### Task input

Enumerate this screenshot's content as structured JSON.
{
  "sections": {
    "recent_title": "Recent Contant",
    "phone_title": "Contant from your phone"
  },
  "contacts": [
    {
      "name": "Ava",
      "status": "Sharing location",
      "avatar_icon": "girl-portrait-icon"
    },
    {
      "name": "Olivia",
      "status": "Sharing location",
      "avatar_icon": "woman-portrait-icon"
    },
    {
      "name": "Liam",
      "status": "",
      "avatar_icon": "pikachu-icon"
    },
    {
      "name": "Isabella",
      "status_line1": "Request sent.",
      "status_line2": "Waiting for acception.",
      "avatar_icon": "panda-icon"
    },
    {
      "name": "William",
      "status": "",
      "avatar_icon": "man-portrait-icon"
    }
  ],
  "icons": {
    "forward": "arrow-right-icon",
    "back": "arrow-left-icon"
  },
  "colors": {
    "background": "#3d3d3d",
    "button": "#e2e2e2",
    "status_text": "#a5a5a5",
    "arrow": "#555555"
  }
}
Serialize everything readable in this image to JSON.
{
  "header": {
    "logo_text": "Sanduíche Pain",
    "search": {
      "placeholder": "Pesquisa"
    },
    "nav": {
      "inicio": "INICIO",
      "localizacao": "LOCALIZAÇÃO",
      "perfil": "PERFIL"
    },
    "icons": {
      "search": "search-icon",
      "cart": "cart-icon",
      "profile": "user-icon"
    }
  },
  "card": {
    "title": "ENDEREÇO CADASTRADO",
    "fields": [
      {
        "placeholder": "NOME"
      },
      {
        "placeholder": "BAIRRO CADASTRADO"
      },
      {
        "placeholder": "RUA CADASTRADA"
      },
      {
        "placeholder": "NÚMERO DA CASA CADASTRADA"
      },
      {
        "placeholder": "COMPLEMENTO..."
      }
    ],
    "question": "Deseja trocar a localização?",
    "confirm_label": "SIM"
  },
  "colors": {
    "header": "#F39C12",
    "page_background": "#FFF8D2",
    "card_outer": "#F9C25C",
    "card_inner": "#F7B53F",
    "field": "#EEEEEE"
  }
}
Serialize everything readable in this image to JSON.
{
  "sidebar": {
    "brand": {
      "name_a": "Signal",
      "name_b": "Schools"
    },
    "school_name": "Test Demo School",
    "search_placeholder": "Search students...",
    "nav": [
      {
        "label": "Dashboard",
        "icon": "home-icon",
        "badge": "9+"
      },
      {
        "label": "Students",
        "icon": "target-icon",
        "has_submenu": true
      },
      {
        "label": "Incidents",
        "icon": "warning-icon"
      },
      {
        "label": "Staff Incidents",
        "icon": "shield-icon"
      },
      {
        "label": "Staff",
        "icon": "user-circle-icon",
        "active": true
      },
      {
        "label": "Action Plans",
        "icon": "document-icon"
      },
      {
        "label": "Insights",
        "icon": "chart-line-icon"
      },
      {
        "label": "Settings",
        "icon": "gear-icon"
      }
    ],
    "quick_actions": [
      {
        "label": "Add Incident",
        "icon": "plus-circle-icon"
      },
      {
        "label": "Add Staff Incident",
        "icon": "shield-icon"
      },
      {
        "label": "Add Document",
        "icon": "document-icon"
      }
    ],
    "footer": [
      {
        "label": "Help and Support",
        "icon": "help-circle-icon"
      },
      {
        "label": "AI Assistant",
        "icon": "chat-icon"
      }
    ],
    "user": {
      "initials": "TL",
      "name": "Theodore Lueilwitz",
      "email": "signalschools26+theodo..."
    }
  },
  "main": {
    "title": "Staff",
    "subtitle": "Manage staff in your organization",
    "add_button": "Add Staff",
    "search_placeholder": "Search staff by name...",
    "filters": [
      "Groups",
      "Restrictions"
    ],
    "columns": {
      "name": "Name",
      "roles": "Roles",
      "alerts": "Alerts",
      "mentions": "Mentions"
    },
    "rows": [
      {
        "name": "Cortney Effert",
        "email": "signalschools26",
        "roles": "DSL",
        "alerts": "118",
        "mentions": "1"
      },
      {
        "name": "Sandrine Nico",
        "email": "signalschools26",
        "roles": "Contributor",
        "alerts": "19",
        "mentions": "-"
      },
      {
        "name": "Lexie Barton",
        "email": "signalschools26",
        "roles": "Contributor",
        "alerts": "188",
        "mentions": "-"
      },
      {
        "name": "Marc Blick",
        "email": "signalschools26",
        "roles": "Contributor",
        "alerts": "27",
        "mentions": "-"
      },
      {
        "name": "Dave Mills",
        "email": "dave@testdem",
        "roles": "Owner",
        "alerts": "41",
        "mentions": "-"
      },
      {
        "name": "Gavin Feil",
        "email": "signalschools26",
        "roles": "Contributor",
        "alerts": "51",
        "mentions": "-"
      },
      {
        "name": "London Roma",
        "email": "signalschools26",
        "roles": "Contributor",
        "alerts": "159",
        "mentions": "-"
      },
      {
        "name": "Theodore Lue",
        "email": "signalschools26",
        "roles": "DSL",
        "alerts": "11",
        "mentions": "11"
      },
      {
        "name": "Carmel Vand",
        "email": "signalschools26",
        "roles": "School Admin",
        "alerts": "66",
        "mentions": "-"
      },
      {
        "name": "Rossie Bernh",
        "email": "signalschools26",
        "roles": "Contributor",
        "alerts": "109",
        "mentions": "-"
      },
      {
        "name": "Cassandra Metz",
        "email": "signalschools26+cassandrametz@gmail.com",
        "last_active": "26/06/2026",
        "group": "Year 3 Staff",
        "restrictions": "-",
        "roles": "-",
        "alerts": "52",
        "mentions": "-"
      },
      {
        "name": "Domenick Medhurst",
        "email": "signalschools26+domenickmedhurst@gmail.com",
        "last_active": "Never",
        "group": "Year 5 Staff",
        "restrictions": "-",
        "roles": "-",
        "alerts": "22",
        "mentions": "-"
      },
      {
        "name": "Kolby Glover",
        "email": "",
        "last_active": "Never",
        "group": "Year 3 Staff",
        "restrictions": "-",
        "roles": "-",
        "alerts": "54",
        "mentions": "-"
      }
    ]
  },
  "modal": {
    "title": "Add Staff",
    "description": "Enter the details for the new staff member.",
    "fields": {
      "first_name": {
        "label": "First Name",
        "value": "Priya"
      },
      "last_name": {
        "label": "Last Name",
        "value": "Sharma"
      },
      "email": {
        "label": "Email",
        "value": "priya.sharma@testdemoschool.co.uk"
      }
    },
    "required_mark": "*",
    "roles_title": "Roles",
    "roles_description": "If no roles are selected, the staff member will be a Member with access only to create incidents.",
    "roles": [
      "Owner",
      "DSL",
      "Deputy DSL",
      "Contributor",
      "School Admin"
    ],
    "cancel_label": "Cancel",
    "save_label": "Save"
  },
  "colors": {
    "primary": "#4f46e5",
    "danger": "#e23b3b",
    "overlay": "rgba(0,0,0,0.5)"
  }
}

######

Look through the data above. Each line containing the word "your" needs to be copied.

    "phone_title": "Contant from your phone"
    "subtitle": "Manage staff in your organization",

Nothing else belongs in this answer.